Instructions for the task →
Identify every line in the records below that contains the word "para", and reproduce each one.
[Begin Raw records]
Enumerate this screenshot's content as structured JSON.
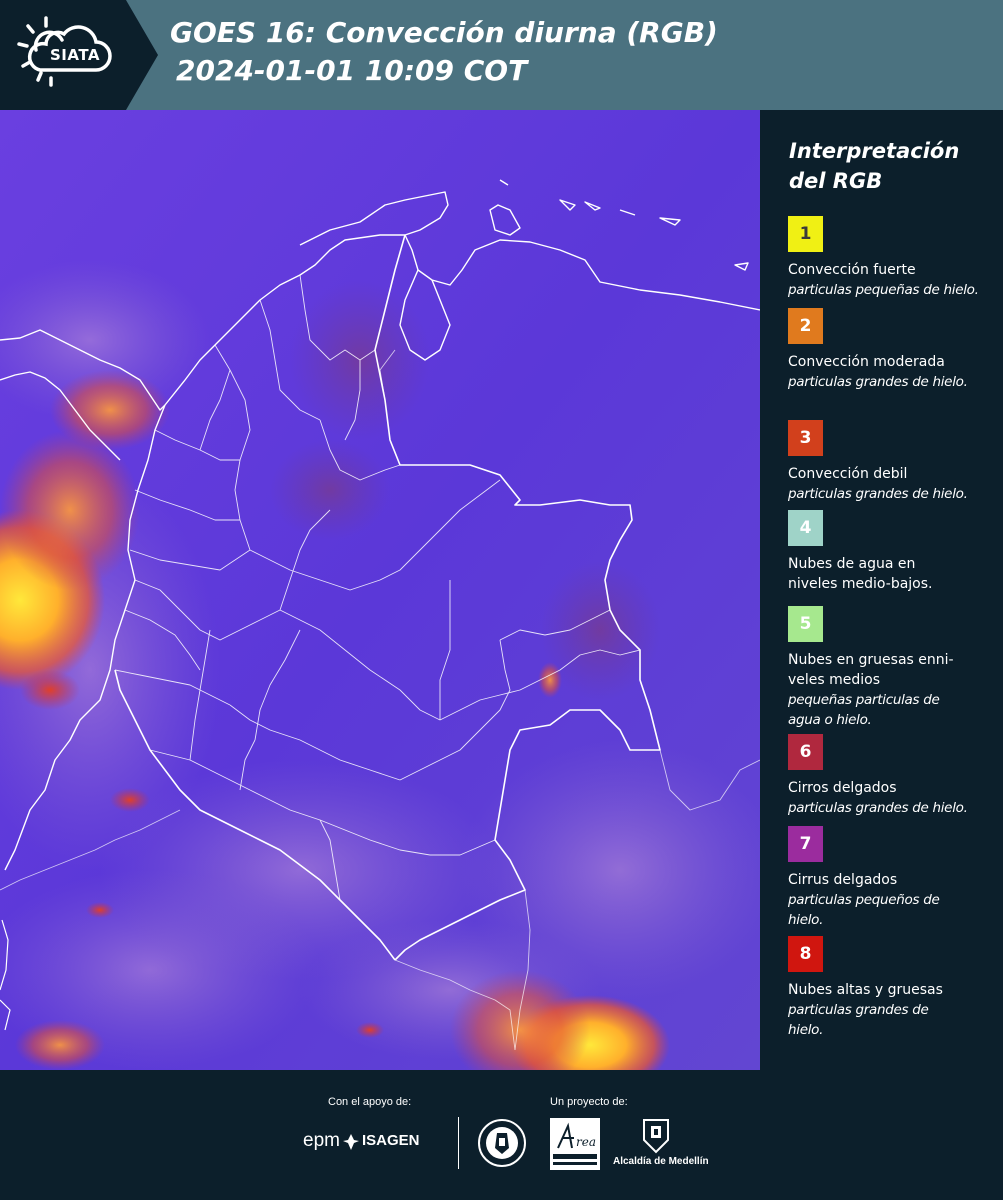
{
  "header": {
    "logo_text": "SIATA",
    "title_line1": "GOES 16: Convección diurna (RGB)",
    "title_line2": "2024-01-01 10:09 COT"
  },
  "legend": {
    "title": "Interpretación del RGB",
    "items": [
      {
        "number": "1",
        "label": "Convección fuerte",
        "detail": "particulas pequeñas de hielo.",
        "color": "#f0f014",
        "number_color": "#3a3a3a"
      },
      {
        "number": "2",
        "label": "Convección moderada",
        "detail": "particulas grandes de hielo.",
        "color": "#e07a1e",
        "number_color": "#ffffff"
      },
      {
        "number": "3",
        "label": "Convección debil",
        "detail": "particulas grandes de hielo.",
        "color": "#d2401c",
        "number_color": "#ffffff"
      },
      {
        "number": "4",
        "label": "Nubes de agua en niveles medio-bajos.",
        "detail": "",
        "color": "#9fd3c8",
        "number_color": "#ffffff"
      },
      {
        "number": "5",
        "label": "Nubes en gruesas enni-veles medios",
        "detail": "pequeñas particulas de agua o hielo.",
        "color": "#a6e88e",
        "number_color": "#ffffff"
      },
      {
        "number": "6",
        "label": "Cirros delgados",
        "detail": "particulas grandes de hielo.",
        "color": "#b0283e",
        "number_color": "#ffffff"
      },
      {
        "number": "7",
        "label": "Cirrus delgados",
        "detail": "particulas pequeños de hielo.",
        "color": "#9b2c9e",
        "number_color": "#ffffff"
      },
      {
        "number": "8",
        "label": "Nubes altas y gruesas",
        "detail": "particulas grandes de hielo.",
        "color": "#d0160f",
        "number_color": "#ffffff"
      }
    ]
  },
  "footer": {
    "support_label": "Con el apoyo de:",
    "project_label": "Un proyecto de:",
    "sponsor_1": "epm",
    "sponsor_2": "ISAGEN",
    "partner_label": "Alcaldía de Medellín",
    "area_logo_lettering": "Área Metropolitana Valle de Aburrá"
  }
}
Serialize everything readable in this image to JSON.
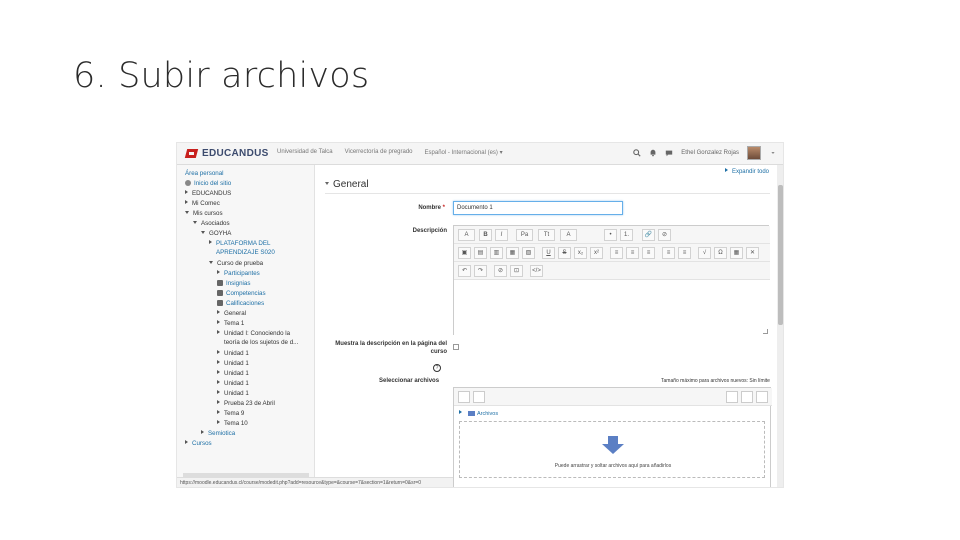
{
  "slide": {
    "title": "6. Subir archivos"
  },
  "topbar": {
    "brand": "EDUCANDUS",
    "links": [
      "Universidad de Talca",
      "Vicerrectoría de pregrado",
      "Español - Internacional (es) ▾"
    ],
    "user": "Ethel Gonzalez Rojas"
  },
  "sidebar": {
    "items": [
      "Área personal",
      "Inicio del sitio",
      "EDUCANDUS",
      "Mi Comec",
      "Mis cursos",
      "Asociados",
      "GOYHA",
      "PLATAFORMA DEL",
      "APRENDIZAJE S020",
      "Curso de prueba",
      "Participantes",
      "Insignias",
      "Competencias",
      "Calificaciones",
      "General",
      "Tema 1",
      "Unidad I: Conociendo la",
      "teoría de los sujetos de d...",
      "Unidad 1",
      "Unidad 1",
      "Unidad 1",
      "Unidad 1",
      "Unidad 1",
      "Prueba 23 de Abril",
      "Tema 9",
      "Tema 10",
      "Semiotica",
      "Cursos"
    ]
  },
  "status_url": "https://moodle.educandus.cl/course/modedit.php?add=resource&type=&course=7&section=1&return=0&sr=0",
  "main": {
    "expand_all": "Expandir todo",
    "section_title": "General",
    "name_label": "Nombre",
    "name_value": "Documento 1",
    "description_label": "Descripción",
    "show_description_label": "Muestra la descripción en la página del curso",
    "select_files_label": "Seleccionar archivos",
    "max_size_text": "Tamaño máximo para archivos nuevos: Sin límite",
    "folder_label": "Archivos",
    "drop_text": "Puede arrastrar y soltar archivos aquí para añadirlos"
  },
  "editor": {
    "row1": [
      "A",
      "B",
      "I",
      "Pa",
      "Tt",
      "A",
      "•",
      "1.",
      "🔗",
      "⊘"
    ],
    "row2": [
      "▣",
      "▤",
      "▥",
      "▦",
      "▧",
      "U",
      "S",
      "x₂",
      "x²",
      "≡",
      "≡",
      "≡",
      "≡",
      "≡",
      "√",
      "Ω",
      "▦",
      "✕"
    ],
    "row3": [
      "↶",
      "↷",
      "⊘",
      "⊡",
      "</>"
    ]
  },
  "colors": {
    "brand_red": "#c8201e",
    "link_blue": "#1d6fa5",
    "drop_arrow": "#5b7fc4"
  }
}
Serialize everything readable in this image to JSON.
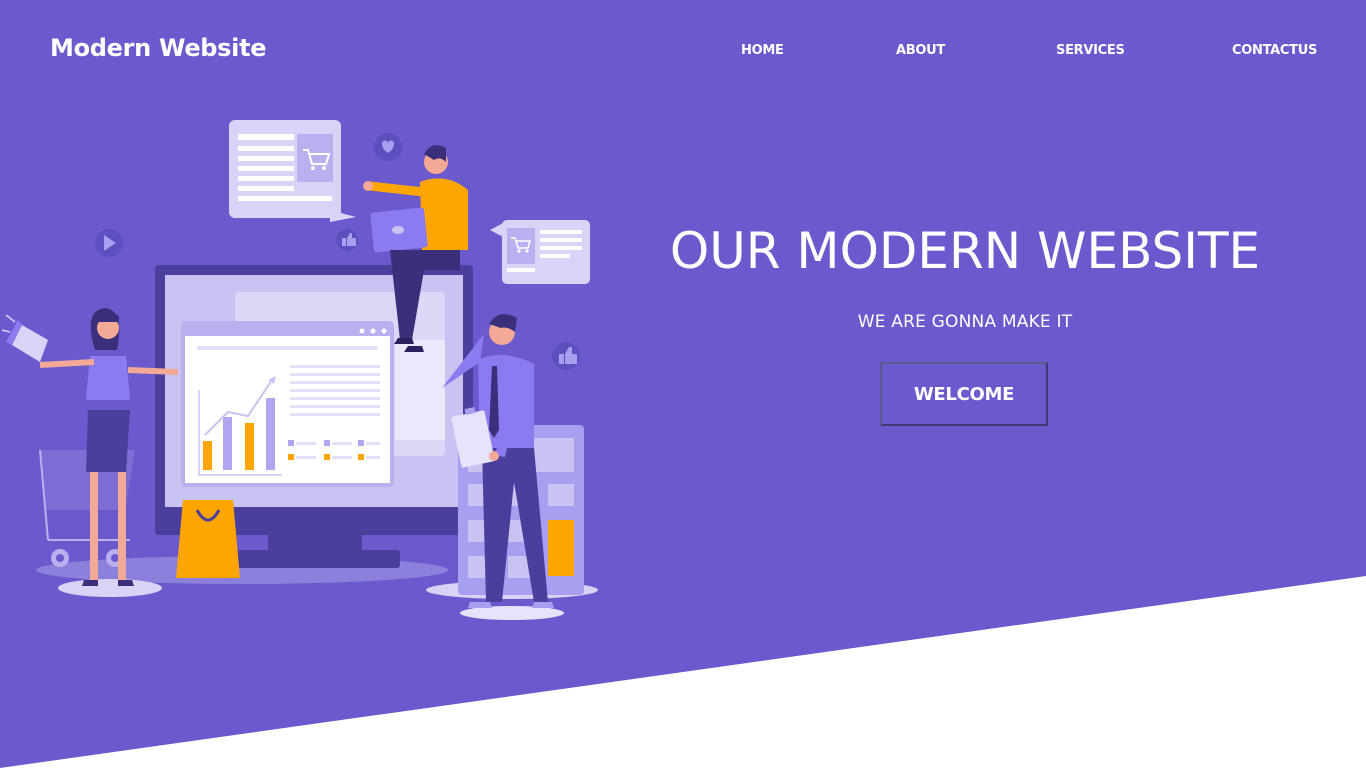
{
  "brand": {
    "name": "Modern Website"
  },
  "nav": {
    "home": "HOME",
    "about": "ABOUT",
    "services": "SERVICES",
    "contact": "CONTACTUS"
  },
  "hero": {
    "title": "OUR MODERN WEBSITE",
    "subtitle": "WE ARE GONNA MAKE IT",
    "cta_label": "WELCOME"
  },
  "colors": {
    "hero_background": "#6a5acd",
    "accent_orange": "#ffa500",
    "illustration_light": "#c9c3f2",
    "illustration_dark": "#4b3f9e"
  },
  "illustration": {
    "icons": [
      "cart-icon",
      "heart-icon",
      "play-icon",
      "thumbs-up-icon",
      "megaphone-icon",
      "shopping-bag-icon",
      "calculator-icon",
      "shopping-cart-icon"
    ],
    "chart_bar_levels": [
      0.3,
      0.55,
      0.5,
      0.7
    ]
  }
}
[End Raw records]
Final answer →
    "max_size_text": "Tamaño máximo para archivos nuevos: Sin límite",
    "drop_text": "Puede arrastrar y soltar archivos aquí para añadirlos"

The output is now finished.